# Linux distro for C development on a thumbdrive



## hellrazor (Jul 13, 2012)

I'm thinking of going back to working with/learning C, and I hate doing it on Windows, so I was wondering if anybody knows a good distro I can shove on an old (4GB) thumbdrive? I'd like it a bit small (the thumbdrive is a bit slow) and to not look like shit *coughpuppycough*.


----------



## berwick53 (Jul 13, 2012)

hellrazor said:


> I'm thinking of going back to working with/learning C, and I hate doing it on Windows, so I was wondering if anybody knows a good distro I can shove on an old (4GB) thumbdrive? I'd like it a bit small (the thumbdrive is a bit slow) and to not look like shit *coughpuppycough*.



What things are you going to be doing in C? Because I find that I only really ever use C for embedded systems when I'm not using VHDL, or really low level operations when I can't be bothered to use Assembly.

## Dataset extract
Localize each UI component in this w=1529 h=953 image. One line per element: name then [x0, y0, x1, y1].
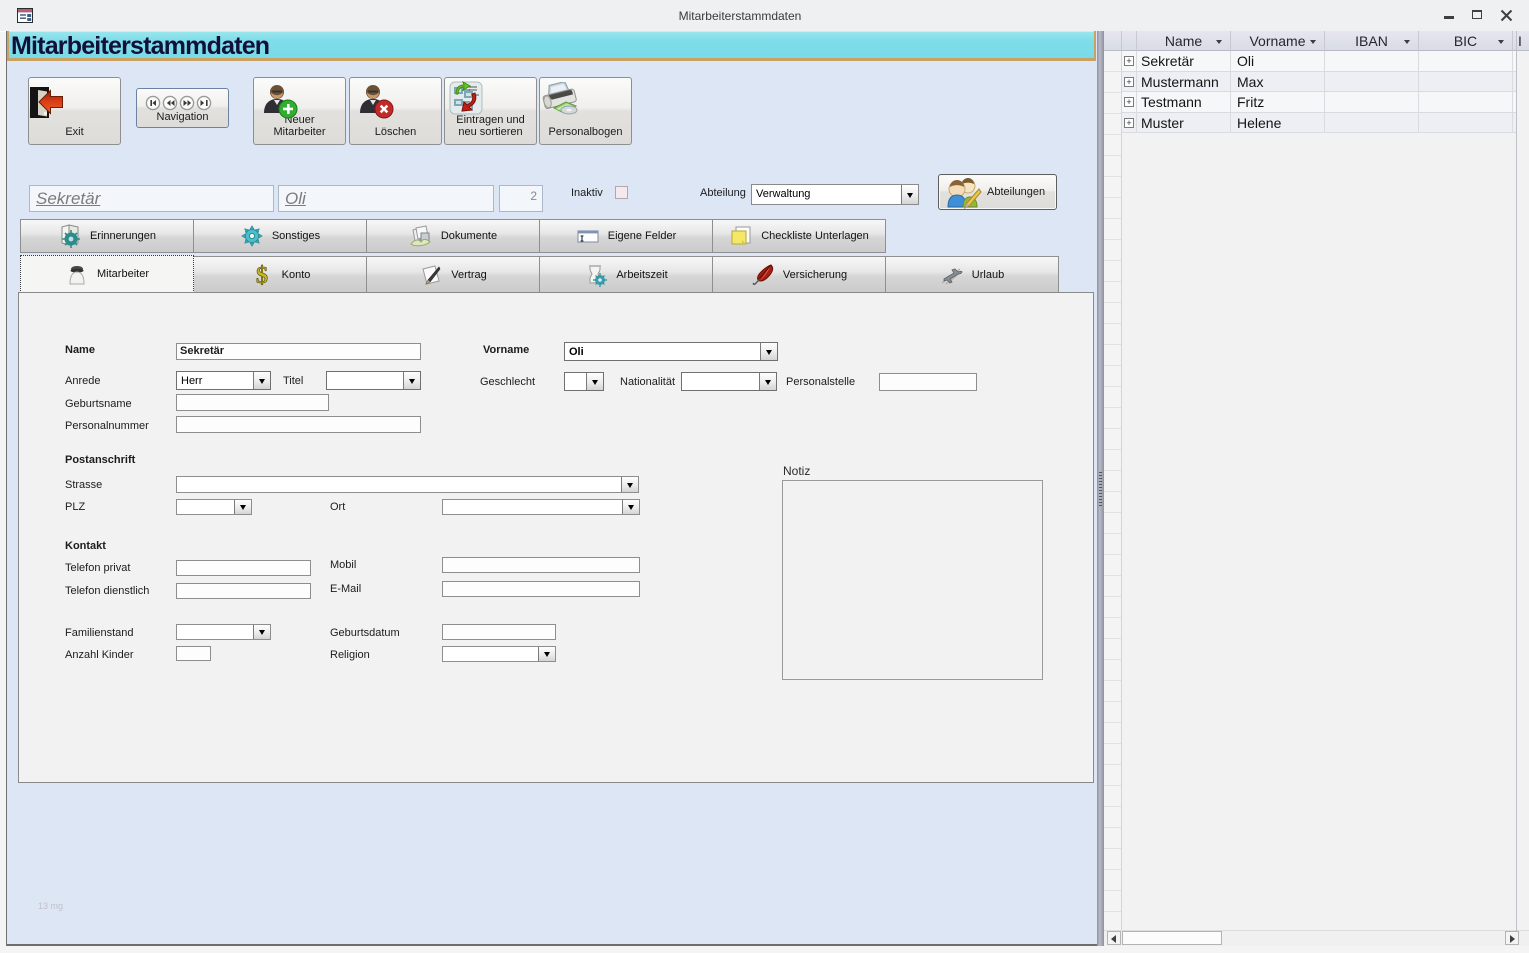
svg-text:$: $ — [256, 263, 268, 287]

## Exercise task 1
In the thread about a Linux distro for C on a thumbdrive, translate this sentence into Spanish: "What things are you going to be doing in C?"
## Exercise task 2
Resume the thread about a Linux distro for C on a thumbdrive, picking up after its final post.
You won't need the lines for any of this.

## Task answer 1
¿Qué cosas vas a hacer en C?

## Task answer 2
----------



## hellrazor (Jul 13, 2012)

Fooling around until I get good with it.


----------



## lindy (Jul 14, 2012)

On a 4Gb thumbdrive?... Give Puppy Linux a go though I don't think it installs GCC by default, but there again I don't think that too many of live CD distro's do either. As a live CD Puppy has the advantage of loading as a ramdisk so it'll be fast, and to free up the optical drive.


----------



## T3RM1N4L D0GM4 (Jul 22, 2012)

May be Debian + LXDE?

Network install and a lightweight desktop environment and you are ready to go


----------



## Peter1986C (Jul 23, 2012)

^ This.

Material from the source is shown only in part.